_Directions_
Begin at the line that contains "Read this page and output its text content." and quote each line exactly through the last one. Leave pictures out.

Stored entries
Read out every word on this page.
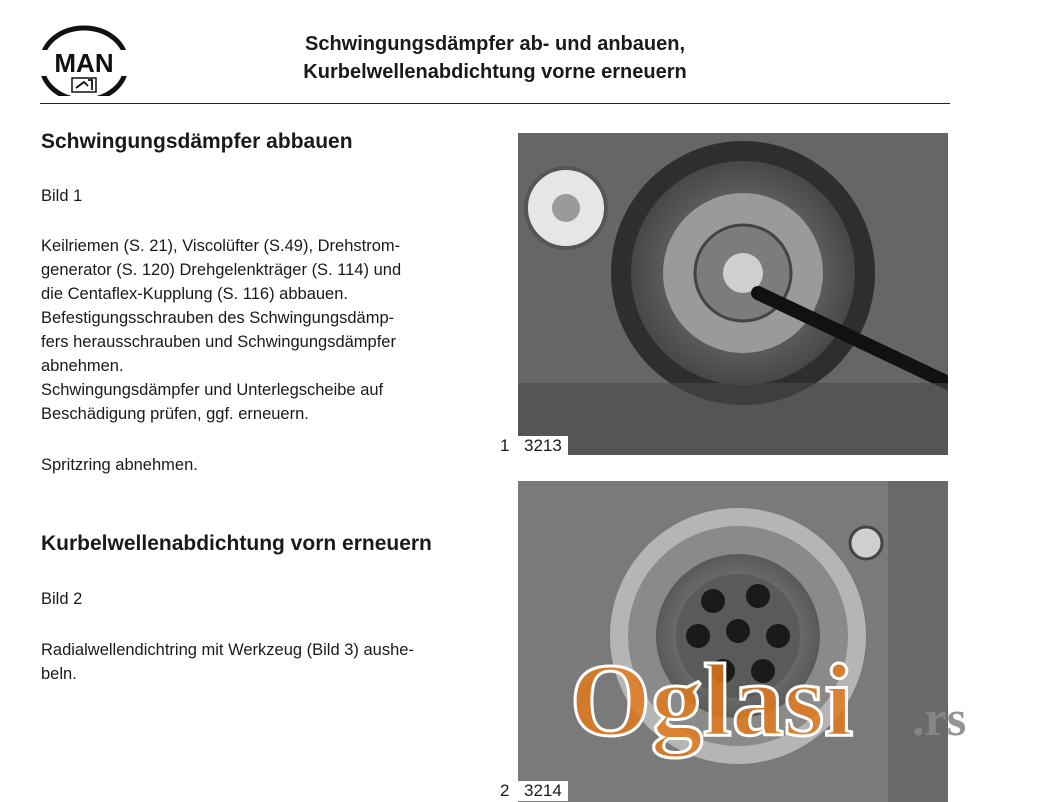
MAN
Schwingungsdämpfer ab- und anbauen,
Kurbelwellenabdichtung vorne erneuern
Schwingungsdämpfer abbauen
Bild 1
Keilriemen (S. 21), Viscolüfter (S.49), Drehstrom-
generator (S. 120) Drehgelenkträger (S. 114) und
die Centaflex-Kupplung (S. 116) abbauen.
Befestigungsschrauben des Schwingungsdämp-
fers herausschrauben und Schwingungsdämpfer
abnehmen.
Schwingungsdämpfer und Unterlegscheibe auf
Beschädigung prüfen, ggf. erneuern.
Spritzring abnehmen.
Kurbelwellenabdichtung vorn erneuern
Bild 2
Radialwellendichtring mit Werkzeug (Bild 3) aushe-
beln.
1 3213
2 3214
Oglasi .rs
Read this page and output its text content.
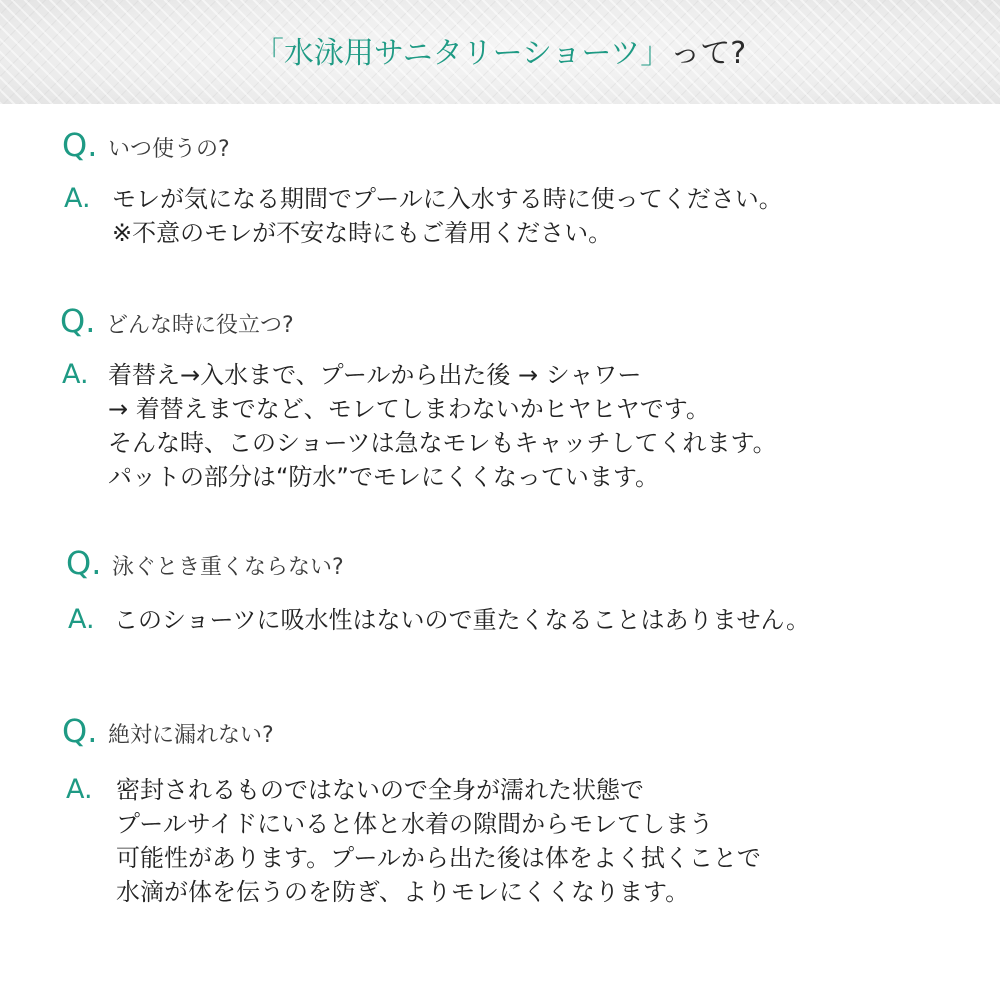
「水泳用サニタリーショーツ」って?
Q. いつ使うの?
A. モレが気になる期間でプールに入水する時に使ってください。
※不意のモレが不安な時にもご着用ください。
Q. どんな時に役立つ?
A. 着替え→入水まで、プールから出た後 → シャワー
→ 着替えまでなど、モレてしまわないかヒヤヒヤです。
そんな時、このショーツは急なモレもキャッチしてくれます。
パットの部分は“防水”でモレにくくなっています。
Q. 泳ぐとき重くならない?
A. このショーツに吸水性はないので重たくなることはありません。
Q. 絶対に漏れない?
A. 密封されるものではないので全身が濡れた状態で
プールサイドにいると体と水着の隙間からモレてしまう
可能性があります。プールから出た後は体をよく拭くことで
水滴が体を伝うのを防ぎ、よりモレにくくなります。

_The output_
Read this page and output its text content.
「水泳用サニタリーショーツ」って?
Q. いつ使うの?
A. モレが気になる期間でプールに入水する時に使ってください。
※不意のモレが不安な時にもご着用ください。
Q. どんな時に役立つ?
A. 着替え→入水まで、プールから出た後 → シャワー
→ 着替えまでなど、モレてしまわないかヒヤヒヤです。
そんな時、このショーツは急なモレもキャッチしてくれます。
パットの部分は“防水”でモレにくくなっています。
Q. 泳ぐとき重くならない?
A. このショーツに吸水性はないので重たくなることはありません。
Q. 絶対に漏れない?
A. 密封されるものではないので全身が濡れた状態で
プールサイドにいると体と水着の隙間からモレてしまう
可能性があります。プールから出た後は体をよく拭くことで
水滴が体を伝うのを防ぎ、よりモレにくくなります。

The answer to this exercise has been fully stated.